▶ **What you will do**:
In the entries below, count every line with the word "techniques". Return only the count.

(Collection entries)
============
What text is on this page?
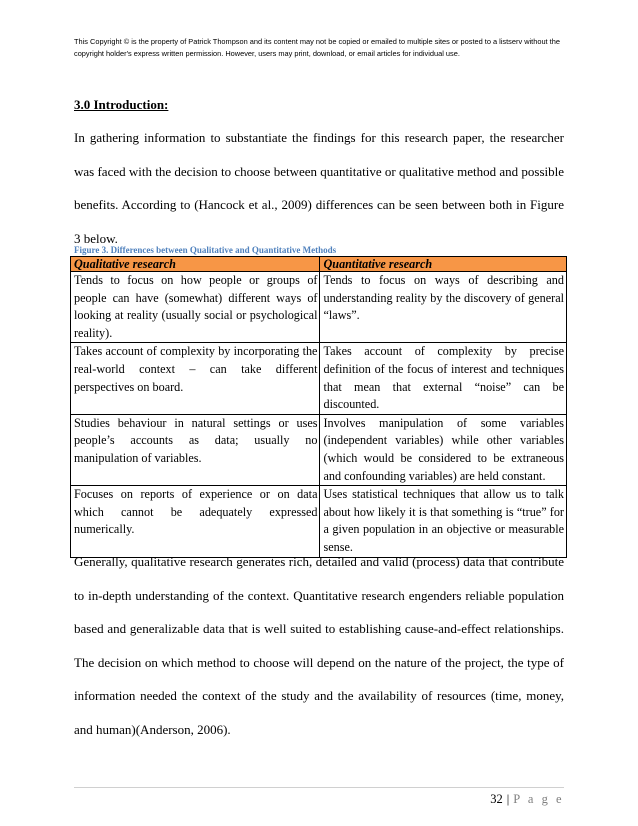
This Copyright © is the property of Patrick Thompson and its content may not be copied or emailed to multiple sites or posted to a listserv without the

copyright holder's express written permission. However, users may print, download, or email articles for individual use.

3.0 Introduction:

In gathering information to substantiate the findings for this research paper, the researcher was faced with the decision to choose between quantitative or qualitative method and possible benefits. According to (Hancock et al., 2009) differences can be seen between both in Figure 3 below.

Figure 3. Differences between Qualitative and Quantitative Methods

Qualitative research	Quantitative research
Tends to focus on how people or groups of people can have (somewhat) different ways of looking at reality (usually social or psychological reality).	Tends to focus on ways of describing and understanding reality by the discovery of general “laws”.
Takes account of complexity by incorporating the real-world context – can take different perspectives on board.	Takes account of complexity by precise definition of the focus of interest and techniques that mean that external “noise” can be discounted.
Studies behaviour in natural settings or uses people’s accounts as data; usually no manipulation of variables.	Involves manipulation of some variables (independent variables) while other variables (which would be considered to be extraneous and confounding variables) are held constant.
Focuses on reports of experience or on data which cannot be adequately expressed numerically.	Uses statistical techniques that allow us to talk about how likely it is that something is “true” for a given population in an objective or measurable sense.

Generally, qualitative research generates rich, detailed and valid (process) data that contribute to in-depth understanding of the context. Quantitative research engenders reliable population based and generalizable data that is well suited to establishing cause-and-effect relationships. The decision on which method to choose will depend on the nature of the project, the type of information needed the context of the study and the availability of resources (time, money, and human)(Anderson, 2006).

32 | P a g e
============
▶ **Full output**:
2